-- begin --

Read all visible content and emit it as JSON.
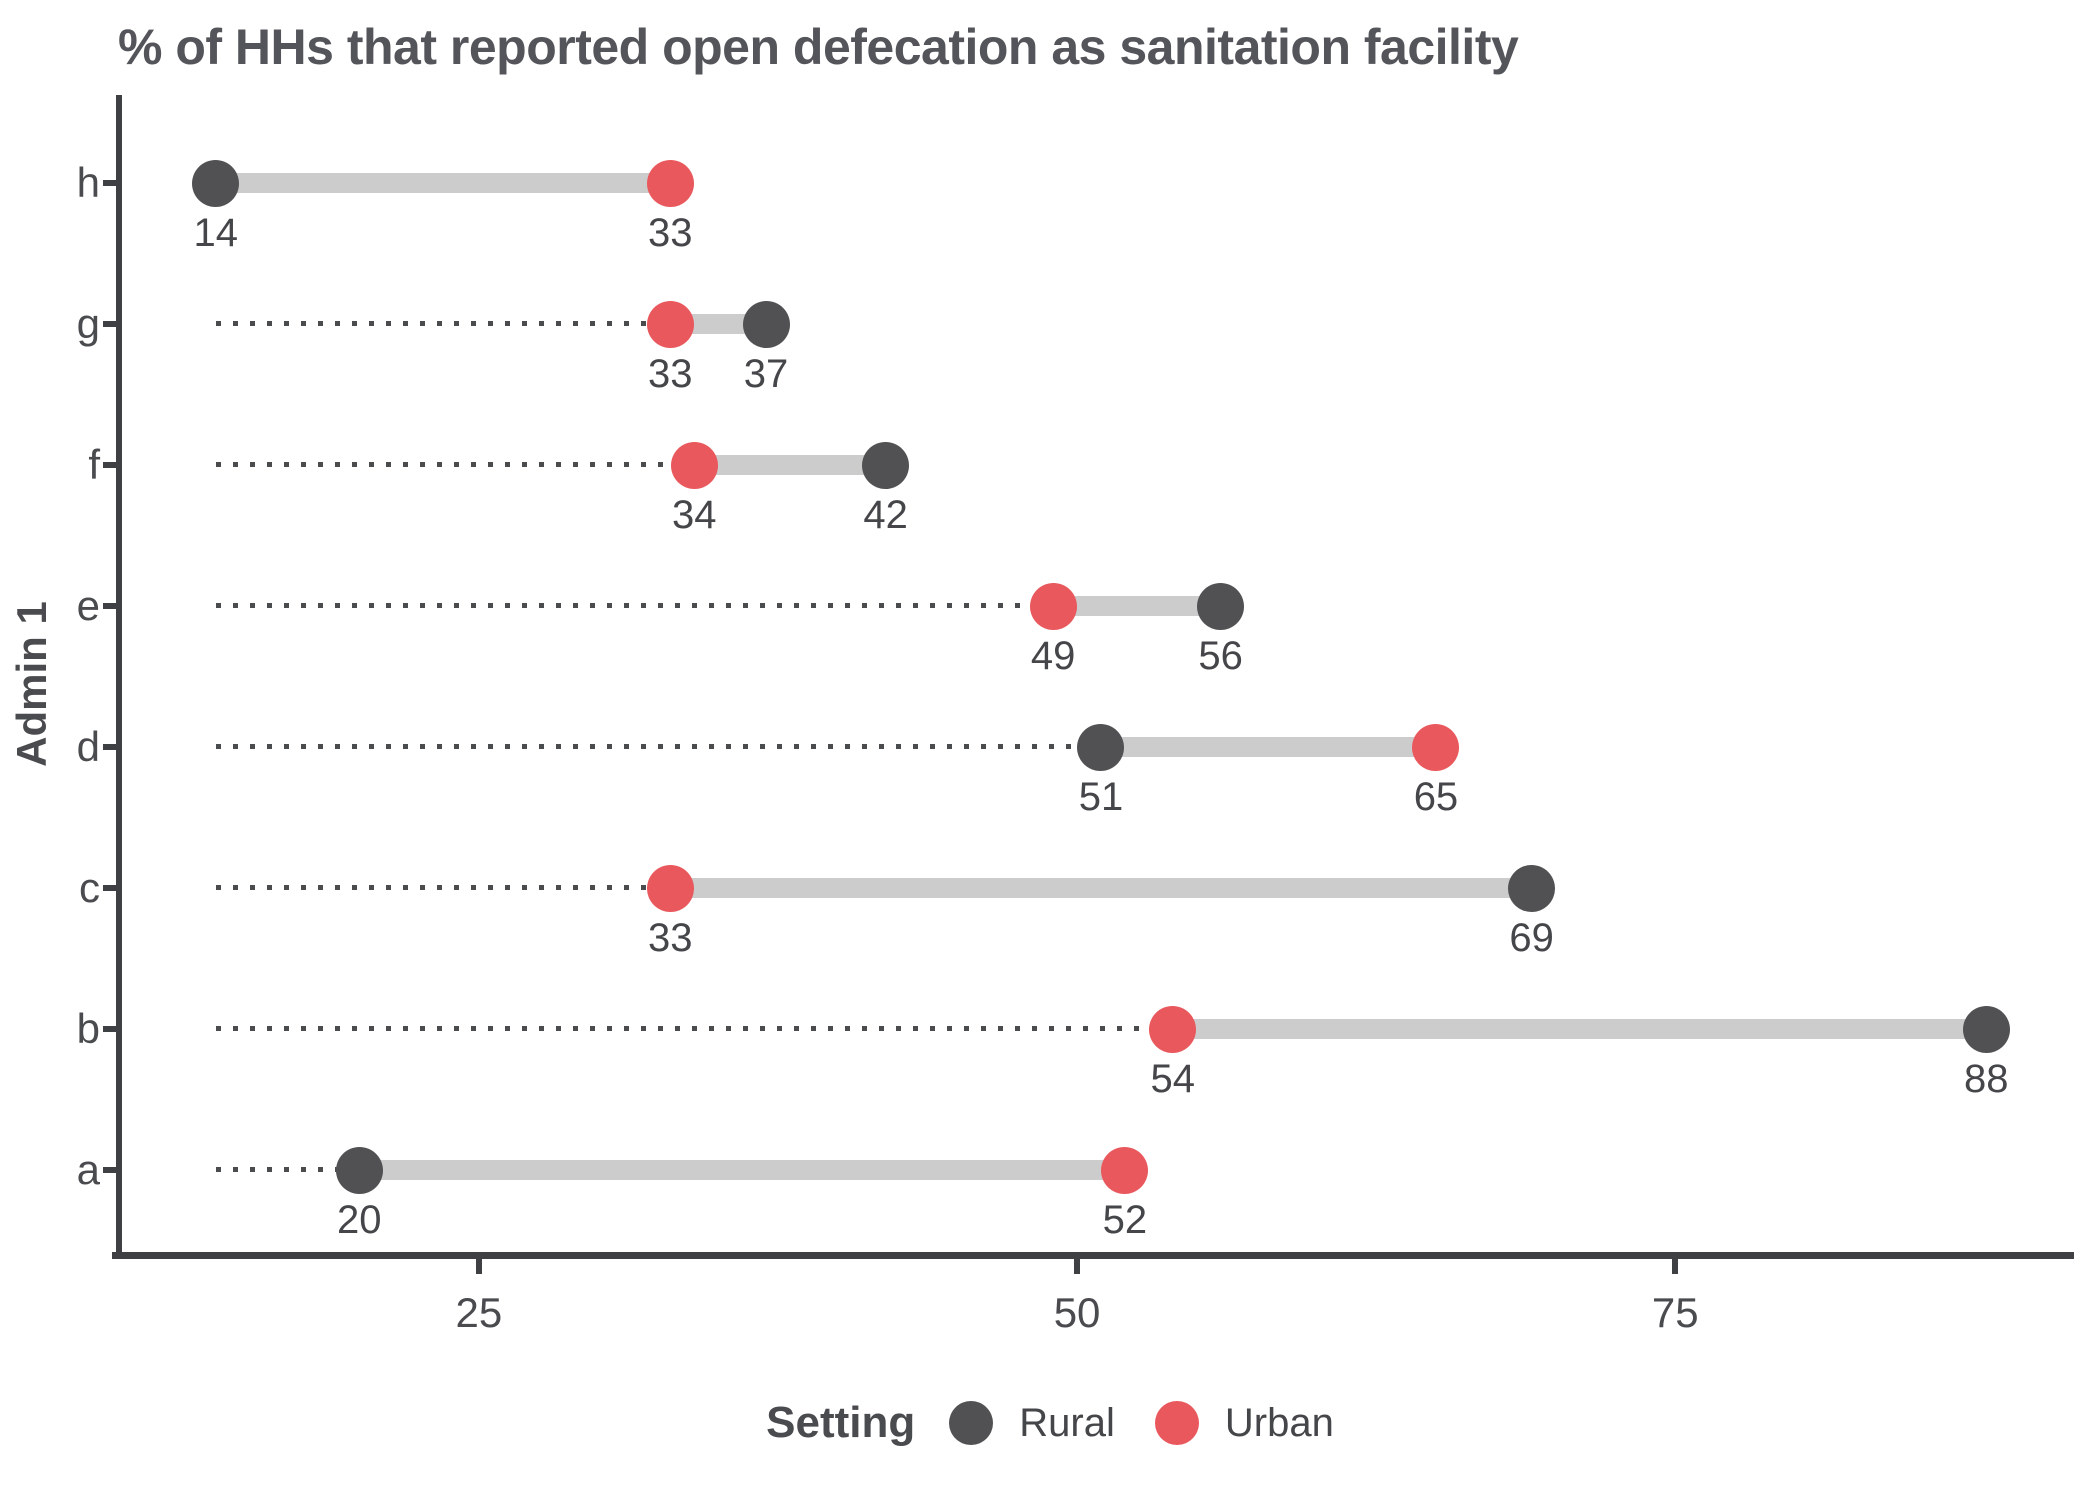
{
  "title": "% of HHs that reported open defecation as sanitation facility",
  "axes": {
    "y_title": "Admin 1",
    "x_tick_labels": [
      "25",
      "50",
      "75"
    ]
  },
  "legend": {
    "title": "Setting",
    "items": [
      {
        "label": "Rural",
        "series": "rural"
      },
      {
        "label": "Urban",
        "series": "urban"
      }
    ]
  },
  "colors": {
    "rural": "#515154",
    "urban": "#e9585c",
    "band": "#cccccc",
    "dotted_line": "#4b4c4e",
    "axis": "#3f4043",
    "text": "#454649"
  },
  "chart_data": {
    "type": "scatter",
    "variant": "dumbbell",
    "title": "% of HHs that reported open defecation as sanitation facility",
    "xlabel": "",
    "ylabel": "Admin 1",
    "legend_title": "Setting",
    "series_names": [
      "Rural",
      "Urban"
    ],
    "categories": [
      "h",
      "g",
      "f",
      "e",
      "d",
      "c",
      "b",
      "a"
    ],
    "rows": [
      {
        "category": "h",
        "rural": 14,
        "urban": 33
      },
      {
        "category": "g",
        "rural": 37,
        "urban": 33
      },
      {
        "category": "f",
        "rural": 42,
        "urban": 34
      },
      {
        "category": "e",
        "rural": 56,
        "urban": 49
      },
      {
        "category": "d",
        "rural": 51,
        "urban": 65
      },
      {
        "category": "c",
        "rural": 69,
        "urban": 33
      },
      {
        "category": "b",
        "rural": 88,
        "urban": 54
      },
      {
        "category": "a",
        "rural": 20,
        "urban": 52
      }
    ],
    "x_ticks": [
      25,
      50,
      75
    ],
    "x_domain": [
      10,
      91.5
    ],
    "dotted_line_origin": 14,
    "grid": false,
    "legend_position": "bottom"
  }
}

-- end --

§ **GOAL OF THE EXERCISE**
In the records above, locate the lines holding the word "facility". Copy each of them.

§ **WRITTEN ANSWER**
  "title": "% of HHs that reported open defecation as sanitation facility",
    "title": "% of HHs that reported open defecation as sanitation facility",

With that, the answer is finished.